PROMPT. Please switch "bounding boxes" to "bbox coordinates" and write out the rows below again with everything else unchanged, leaving out the pictures.

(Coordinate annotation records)
══════
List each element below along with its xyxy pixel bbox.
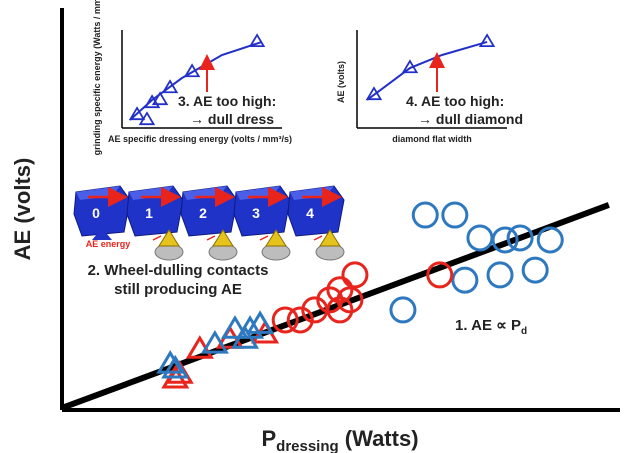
stage-number: 1 xyxy=(145,205,153,221)
data-circle xyxy=(391,298,415,322)
inset-annotation: → dull dress xyxy=(190,111,274,127)
data-circle xyxy=(538,228,562,252)
annotation-part: 1. AE ∝ P xyxy=(455,317,521,334)
inset-annotation: 4. AE too high: xyxy=(406,93,504,109)
data-circle xyxy=(443,203,467,227)
energy-ray xyxy=(260,236,268,240)
data-circle xyxy=(413,203,437,227)
inset-y-label: grinding specific energy (Watts / mm³/s) xyxy=(92,0,102,155)
inset-x-label: AE specific dressing energy (volts / mm³… xyxy=(108,134,292,144)
caption-line: 2. Wheel-dulling contacts xyxy=(88,262,269,279)
x-label-part: P xyxy=(261,426,276,451)
caption-line: still producing AE xyxy=(114,281,242,298)
data-circle xyxy=(488,263,512,287)
data-triangle xyxy=(480,35,493,46)
x-label-part: (Watts) xyxy=(339,426,419,451)
energy-ray xyxy=(207,236,215,240)
data-circle xyxy=(468,226,492,250)
energy-ray xyxy=(153,236,161,240)
inset-annotation: → dull diamond xyxy=(418,111,523,127)
energy-label: AE energy xyxy=(86,239,131,249)
x-label-part: dressing xyxy=(276,438,339,453)
inset-annotation: 3. AE too high: xyxy=(178,93,276,109)
stage-number: 3 xyxy=(252,205,260,221)
data-circle xyxy=(453,268,477,292)
annotation-sub: d xyxy=(521,326,527,337)
energy-ray xyxy=(314,236,322,240)
figure: 0 1 2 3 4 2. Wheel-dulling contacts still pr… xyxy=(0,0,624,453)
data-triangle xyxy=(367,88,380,99)
fit-line xyxy=(367,42,487,100)
inset-y-label: AE (volts) xyxy=(336,61,346,103)
data-circle xyxy=(523,258,547,282)
annotation: 1. AE ∝ Pd xyxy=(455,317,527,337)
x-axis-label: Pdressing (Watts) xyxy=(261,426,418,453)
y-axis-label: AE (volts) xyxy=(10,158,35,261)
stage-number: 0 xyxy=(92,205,100,221)
inset-x-label: diamond flat width xyxy=(392,134,472,144)
data-circle xyxy=(343,263,367,287)
stage-number: 2 xyxy=(199,205,207,221)
stage-number: 4 xyxy=(306,205,314,221)
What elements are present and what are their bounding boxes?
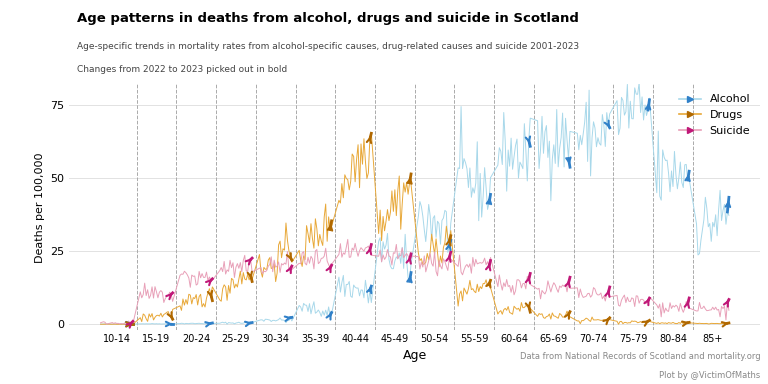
Y-axis label: Deaths per 100,000: Deaths per 100,000 [35, 152, 45, 263]
X-axis label: Age: Age [402, 349, 427, 362]
Text: Age-specific trends in mortality rates from alcohol-specific causes, drug-relate: Age-specific trends in mortality rates f… [77, 42, 579, 51]
Text: Changes from 2022 to 2023 picked out in bold: Changes from 2022 to 2023 picked out in … [77, 65, 287, 74]
Text: Data from National Records of Scotland and mortality.org: Data from National Records of Scotland a… [520, 352, 760, 361]
Legend: Alcohol, Drugs, Suicide: Alcohol, Drugs, Suicide [674, 90, 755, 140]
Text: Plot by @VictimOfMaths: Plot by @VictimOfMaths [659, 371, 760, 380]
Text: Age patterns in deaths from alcohol, drugs and suicide in Scotland: Age patterns in deaths from alcohol, dru… [77, 12, 578, 25]
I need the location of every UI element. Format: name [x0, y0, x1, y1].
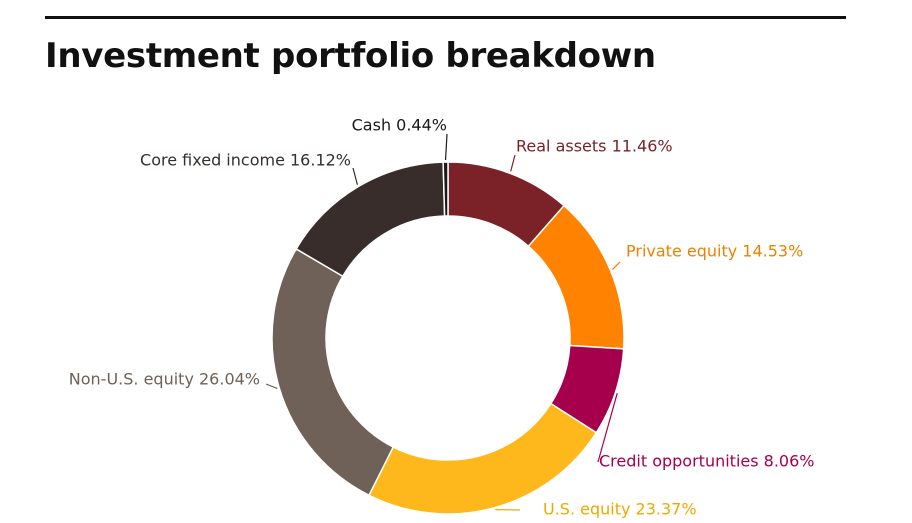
slice-non-u-s-equity — [271, 247, 395, 497]
chart-title: Investment portfolio breakdown — [45, 36, 656, 76]
slice-core-fixed-income — [295, 161, 446, 278]
label-u-s-equity: U.S. equity 23.37% — [543, 500, 697, 519]
label-real-assets: Real assets 11.46% — [516, 137, 673, 156]
label-leader-lines — [265, 133, 621, 511]
slice-labels: Real assets 11.46% Private equity 14.53% C… — [69, 116, 815, 519]
label-credit-opportunities: Credit opportunities 8.06% — [599, 452, 814, 471]
label-core-fixed-income: Core fixed income 16.12% — [140, 151, 351, 170]
donut-slices — [271, 161, 625, 515]
leader-private-equity — [611, 261, 621, 271]
top-rule — [45, 16, 846, 19]
label-non-u-s-equity: Non-U.S. equity 26.04% — [69, 370, 260, 389]
slice-cash — [442, 161, 449, 217]
leader-real-assets — [510, 154, 516, 172]
leader-credit-opportunities — [597, 392, 618, 463]
slice-u-s-equity — [367, 402, 598, 515]
leader-core-fixed-income — [352, 167, 358, 185]
label-cash: Cash 0.44% — [352, 116, 447, 135]
label-private-equity: Private equity 14.53% — [626, 242, 803, 261]
leader-non-u-s-equity — [265, 383, 278, 390]
leader-cash — [444, 133, 448, 161]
══════
REPLY.
List each element below along with its xyxy pixel bbox.
stage-number: 1 xyxy=(145,205,153,221)
data-circle xyxy=(391,298,415,322)
inset-annotation: → dull dress xyxy=(190,111,274,127)
data-circle xyxy=(538,228,562,252)
annotation-part: 1. AE ∝ P xyxy=(455,317,521,334)
inset-annotation: 4. AE too high: xyxy=(406,93,504,109)
data-circle xyxy=(443,203,467,227)
energy-ray xyxy=(260,236,268,240)
data-circle xyxy=(413,203,437,227)
inset-y-label: grinding specific energy (Watts / mm³/s) xyxy=(92,0,102,155)
inset-x-label: AE specific dressing energy (volts / mm³… xyxy=(108,134,292,144)
caption-line: 2. Wheel-dulling contacts xyxy=(88,262,269,279)
x-label-part: P xyxy=(261,426,276,451)
caption-line: still producing AE xyxy=(114,281,242,298)
data-circle xyxy=(488,263,512,287)
data-triangle xyxy=(480,35,493,46)
x-label-part: (Watts) xyxy=(339,426,419,451)
energy-ray xyxy=(207,236,215,240)
data-circle xyxy=(468,226,492,250)
energy-ray xyxy=(153,236,161,240)
inset-annotation: → dull diamond xyxy=(418,111,523,127)
energy-label: AE energy xyxy=(86,239,131,249)
x-label-part: dressing xyxy=(276,438,339,453)
inset-annotation: 3. AE too high: xyxy=(178,93,276,109)
stage-number: 3 xyxy=(252,205,260,221)
data-circle xyxy=(453,268,477,292)
annotation-sub: d xyxy=(521,326,527,337)
energy-ray xyxy=(314,236,322,240)
figure: 0 1 2 3 4 2. Wheel-dulling contacts still pr… xyxy=(0,0,624,453)
data-triangle xyxy=(367,88,380,99)
fit-line xyxy=(367,42,487,100)
inset-y-label: AE (volts) xyxy=(336,61,346,103)
data-circle xyxy=(523,258,547,282)
annotation: 1. AE ∝ Pd xyxy=(455,317,527,337)
x-axis-label: Pdressing (Watts) xyxy=(261,426,418,453)
y-axis-label: AE (volts) xyxy=(10,158,35,261)
stage-number: 0 xyxy=(92,205,100,221)
inset-x-label: diamond flat width xyxy=(392,134,472,144)
data-circle xyxy=(343,263,367,287)
stage-number: 2 xyxy=(199,205,207,221)
stage-number: 4 xyxy=(306,205,314,221)
What elements are present and what are their bbox coordinates?
Y-axis label: Deaths per 100,000: Deaths per 100,000 [35, 152, 45, 263]
X-axis label: Age: Age [402, 349, 427, 362]
Text: Age-specific trends in mortality rates from alcohol-specific causes, drug-relate: Age-specific trends in mortality rates f… [77, 42, 579, 51]
Text: Changes from 2022 to 2023 picked out in bold: Changes from 2022 to 2023 picked out in … [77, 65, 287, 74]
Text: Data from National Records of Scotland and mortality.org: Data from National Records of Scotland a… [520, 352, 760, 361]
Legend: Alcohol, Drugs, Suicide: Alcohol, Drugs, Suicide [674, 90, 755, 140]
Text: Plot by @VictimOfMaths: Plot by @VictimOfMaths [659, 371, 760, 380]
Text: Age patterns in deaths from alcohol, drugs and suicide in Scotland: Age patterns in deaths from alcohol, dru… [77, 12, 578, 25]
I need the location of every UI element. Format: name [x0, y0, x1, y1].
slice-non-u-s-equity — [271, 247, 395, 497]
chart-title: Investment portfolio breakdown — [45, 36, 656, 76]
slice-core-fixed-income — [295, 161, 446, 278]
label-u-s-equity: U.S. equity 23.37% — [543, 500, 697, 519]
label-real-assets: Real assets 11.46% — [516, 137, 673, 156]
label-leader-lines — [265, 133, 621, 511]
slice-labels: Real assets 11.46% Private equity 14.53% C… — [69, 116, 815, 519]
label-credit-opportunities: Credit opportunities 8.06% — [599, 452, 814, 471]
label-core-fixed-income: Core fixed income 16.12% — [140, 151, 351, 170]
donut-slices — [271, 161, 625, 515]
leader-private-equity — [611, 261, 621, 271]
top-rule — [45, 16, 846, 19]
label-non-u-s-equity: Non-U.S. equity 26.04% — [69, 370, 260, 389]
slice-cash — [442, 161, 449, 217]
leader-real-assets — [510, 154, 516, 172]
leader-credit-opportunities — [597, 392, 618, 463]
slice-u-s-equity — [367, 402, 598, 515]
leader-core-fixed-income — [352, 167, 358, 185]
label-cash: Cash 0.44% — [352, 116, 447, 135]
label-private-equity: Private equity 14.53% — [626, 242, 803, 261]
leader-non-u-s-equity — [265, 383, 278, 390]
leader-cash — [444, 133, 448, 161]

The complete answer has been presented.